[START]
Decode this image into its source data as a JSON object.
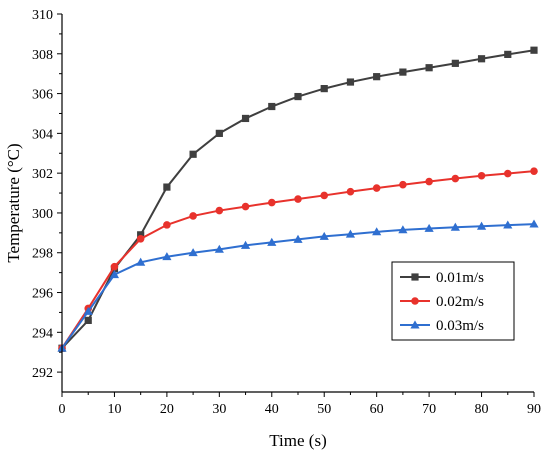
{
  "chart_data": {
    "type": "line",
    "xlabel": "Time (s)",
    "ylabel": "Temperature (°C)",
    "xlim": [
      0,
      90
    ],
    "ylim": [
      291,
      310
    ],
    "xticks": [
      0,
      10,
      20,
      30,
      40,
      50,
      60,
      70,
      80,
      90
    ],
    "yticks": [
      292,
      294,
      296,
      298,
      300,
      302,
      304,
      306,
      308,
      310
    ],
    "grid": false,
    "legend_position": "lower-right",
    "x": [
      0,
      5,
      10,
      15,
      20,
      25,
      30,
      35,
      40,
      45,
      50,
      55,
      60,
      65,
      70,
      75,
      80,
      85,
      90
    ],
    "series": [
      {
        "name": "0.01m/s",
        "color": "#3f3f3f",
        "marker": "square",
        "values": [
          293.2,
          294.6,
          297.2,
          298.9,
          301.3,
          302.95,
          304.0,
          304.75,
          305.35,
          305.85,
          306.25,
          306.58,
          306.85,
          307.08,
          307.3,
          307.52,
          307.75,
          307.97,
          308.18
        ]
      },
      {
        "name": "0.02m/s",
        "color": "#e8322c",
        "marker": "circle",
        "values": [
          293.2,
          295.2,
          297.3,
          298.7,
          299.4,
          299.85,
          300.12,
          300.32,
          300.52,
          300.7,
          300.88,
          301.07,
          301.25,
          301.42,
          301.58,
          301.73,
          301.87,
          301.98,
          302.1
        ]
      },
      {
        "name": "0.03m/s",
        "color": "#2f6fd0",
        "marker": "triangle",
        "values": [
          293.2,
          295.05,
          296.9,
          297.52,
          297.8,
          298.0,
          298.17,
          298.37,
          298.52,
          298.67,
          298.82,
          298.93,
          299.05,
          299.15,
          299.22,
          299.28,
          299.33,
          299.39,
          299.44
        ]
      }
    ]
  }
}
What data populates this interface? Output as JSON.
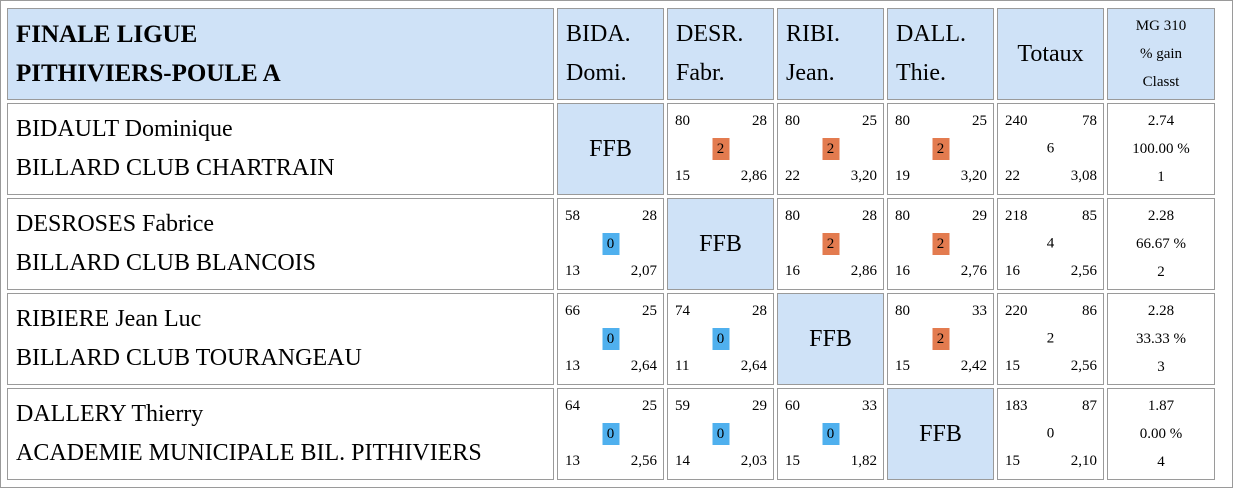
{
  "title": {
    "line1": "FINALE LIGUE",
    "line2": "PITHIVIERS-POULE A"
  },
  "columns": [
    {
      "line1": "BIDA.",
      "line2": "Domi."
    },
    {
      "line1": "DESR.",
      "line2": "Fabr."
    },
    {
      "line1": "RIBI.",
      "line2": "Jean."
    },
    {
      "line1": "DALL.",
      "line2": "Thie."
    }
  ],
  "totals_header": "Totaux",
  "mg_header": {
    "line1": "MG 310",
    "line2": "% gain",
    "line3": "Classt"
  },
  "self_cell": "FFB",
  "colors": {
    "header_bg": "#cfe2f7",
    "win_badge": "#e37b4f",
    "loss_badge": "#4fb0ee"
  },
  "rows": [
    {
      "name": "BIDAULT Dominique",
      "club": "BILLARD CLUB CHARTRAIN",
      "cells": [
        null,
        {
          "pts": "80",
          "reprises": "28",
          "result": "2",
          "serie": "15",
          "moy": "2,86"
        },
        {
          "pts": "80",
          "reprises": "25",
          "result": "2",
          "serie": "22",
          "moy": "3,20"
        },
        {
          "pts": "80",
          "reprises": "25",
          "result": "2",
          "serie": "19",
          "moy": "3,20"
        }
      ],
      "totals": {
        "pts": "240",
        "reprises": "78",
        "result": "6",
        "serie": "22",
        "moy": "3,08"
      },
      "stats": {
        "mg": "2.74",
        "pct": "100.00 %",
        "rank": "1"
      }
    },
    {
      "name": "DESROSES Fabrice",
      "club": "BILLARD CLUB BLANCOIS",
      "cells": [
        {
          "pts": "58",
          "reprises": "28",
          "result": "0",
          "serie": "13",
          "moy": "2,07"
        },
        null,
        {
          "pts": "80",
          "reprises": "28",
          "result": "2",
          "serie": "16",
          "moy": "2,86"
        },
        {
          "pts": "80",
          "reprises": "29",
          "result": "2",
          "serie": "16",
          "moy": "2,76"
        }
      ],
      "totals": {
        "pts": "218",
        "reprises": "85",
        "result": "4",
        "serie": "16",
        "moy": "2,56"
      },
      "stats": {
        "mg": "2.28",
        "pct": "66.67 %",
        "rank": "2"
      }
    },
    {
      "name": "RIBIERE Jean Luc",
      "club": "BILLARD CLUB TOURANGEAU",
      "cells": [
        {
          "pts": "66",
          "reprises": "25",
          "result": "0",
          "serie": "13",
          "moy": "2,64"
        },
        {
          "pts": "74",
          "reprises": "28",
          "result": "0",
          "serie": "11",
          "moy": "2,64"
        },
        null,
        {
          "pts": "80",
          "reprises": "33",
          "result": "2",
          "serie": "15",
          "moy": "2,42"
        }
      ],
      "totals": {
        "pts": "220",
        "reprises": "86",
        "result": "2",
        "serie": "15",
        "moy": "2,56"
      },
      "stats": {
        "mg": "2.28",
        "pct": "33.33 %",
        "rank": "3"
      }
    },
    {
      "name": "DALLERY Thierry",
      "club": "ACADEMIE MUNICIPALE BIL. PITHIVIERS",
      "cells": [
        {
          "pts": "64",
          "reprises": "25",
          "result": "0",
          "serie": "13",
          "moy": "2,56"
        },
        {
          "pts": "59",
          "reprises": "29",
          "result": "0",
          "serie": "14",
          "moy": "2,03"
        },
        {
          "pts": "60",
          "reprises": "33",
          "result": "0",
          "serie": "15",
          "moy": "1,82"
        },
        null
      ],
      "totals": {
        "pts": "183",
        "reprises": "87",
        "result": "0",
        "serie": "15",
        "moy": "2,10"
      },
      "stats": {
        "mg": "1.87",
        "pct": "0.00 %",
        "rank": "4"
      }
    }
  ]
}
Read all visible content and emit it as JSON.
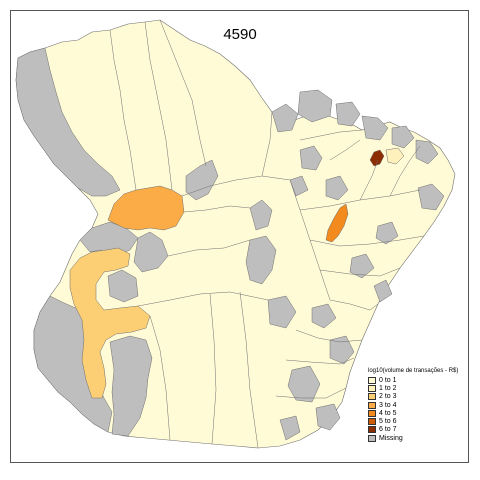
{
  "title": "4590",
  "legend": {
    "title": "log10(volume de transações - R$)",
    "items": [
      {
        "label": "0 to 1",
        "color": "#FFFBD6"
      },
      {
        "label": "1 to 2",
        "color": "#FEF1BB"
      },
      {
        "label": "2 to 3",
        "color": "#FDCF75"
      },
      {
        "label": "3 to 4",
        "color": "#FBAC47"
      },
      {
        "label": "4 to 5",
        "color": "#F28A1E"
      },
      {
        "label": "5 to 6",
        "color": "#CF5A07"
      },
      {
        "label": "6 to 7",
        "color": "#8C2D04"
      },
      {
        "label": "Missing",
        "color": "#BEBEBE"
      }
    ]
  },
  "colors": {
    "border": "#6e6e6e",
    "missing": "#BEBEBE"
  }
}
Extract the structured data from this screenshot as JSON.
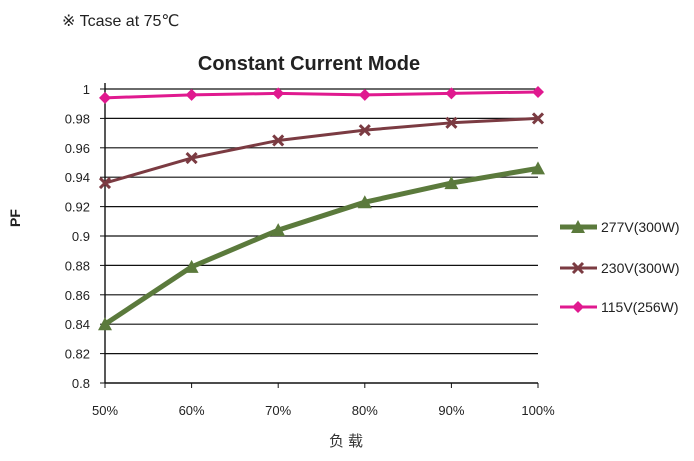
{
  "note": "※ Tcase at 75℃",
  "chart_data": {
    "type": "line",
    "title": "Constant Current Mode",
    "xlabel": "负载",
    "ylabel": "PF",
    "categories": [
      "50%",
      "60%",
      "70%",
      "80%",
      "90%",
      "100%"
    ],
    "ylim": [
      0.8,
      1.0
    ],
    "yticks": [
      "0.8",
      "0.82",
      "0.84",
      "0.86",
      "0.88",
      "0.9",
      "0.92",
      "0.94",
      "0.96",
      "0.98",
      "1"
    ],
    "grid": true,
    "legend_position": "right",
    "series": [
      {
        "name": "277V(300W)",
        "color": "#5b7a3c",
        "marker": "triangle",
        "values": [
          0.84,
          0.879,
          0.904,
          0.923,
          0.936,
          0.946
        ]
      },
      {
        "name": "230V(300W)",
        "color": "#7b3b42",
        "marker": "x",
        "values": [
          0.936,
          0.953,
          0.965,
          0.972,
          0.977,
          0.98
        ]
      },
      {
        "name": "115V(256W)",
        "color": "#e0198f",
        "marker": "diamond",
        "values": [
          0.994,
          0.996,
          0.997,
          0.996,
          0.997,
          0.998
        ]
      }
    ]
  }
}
[END]
▸ AIM: Leave out every picture, and repeat word for word only the lines from the one holding "Extract the structured" through the end of the entries above, both ends included.

▸ EXERCISE OUTPUT:
Extract the structured data from this screenshot as JSON.
{
  "note": "※ Tcase at 75℃",
  "chart_data": {
    "type": "line",
    "title": "Constant Current Mode",
    "xlabel": "负载",
    "ylabel": "PF",
    "categories": [
      "50%",
      "60%",
      "70%",
      "80%",
      "90%",
      "100%"
    ],
    "ylim": [
      0.8,
      1.0
    ],
    "yticks": [
      "0.8",
      "0.82",
      "0.84",
      "0.86",
      "0.88",
      "0.9",
      "0.92",
      "0.94",
      "0.96",
      "0.98",
      "1"
    ],
    "grid": true,
    "legend_position": "right",
    "series": [
      {
        "name": "277V(300W)",
        "color": "#5b7a3c",
        "marker": "triangle",
        "values": [
          0.84,
          0.879,
          0.904,
          0.923,
          0.936,
          0.946
        ]
      },
      {
        "name": "230V(300W)",
        "color": "#7b3b42",
        "marker": "x",
        "values": [
          0.936,
          0.953,
          0.965,
          0.972,
          0.977,
          0.98
        ]
      },
      {
        "name": "115V(256W)",
        "color": "#e0198f",
        "marker": "diamond",
        "values": [
          0.994,
          0.996,
          0.997,
          0.996,
          0.997,
          0.998
        ]
      }
    ]
  }
}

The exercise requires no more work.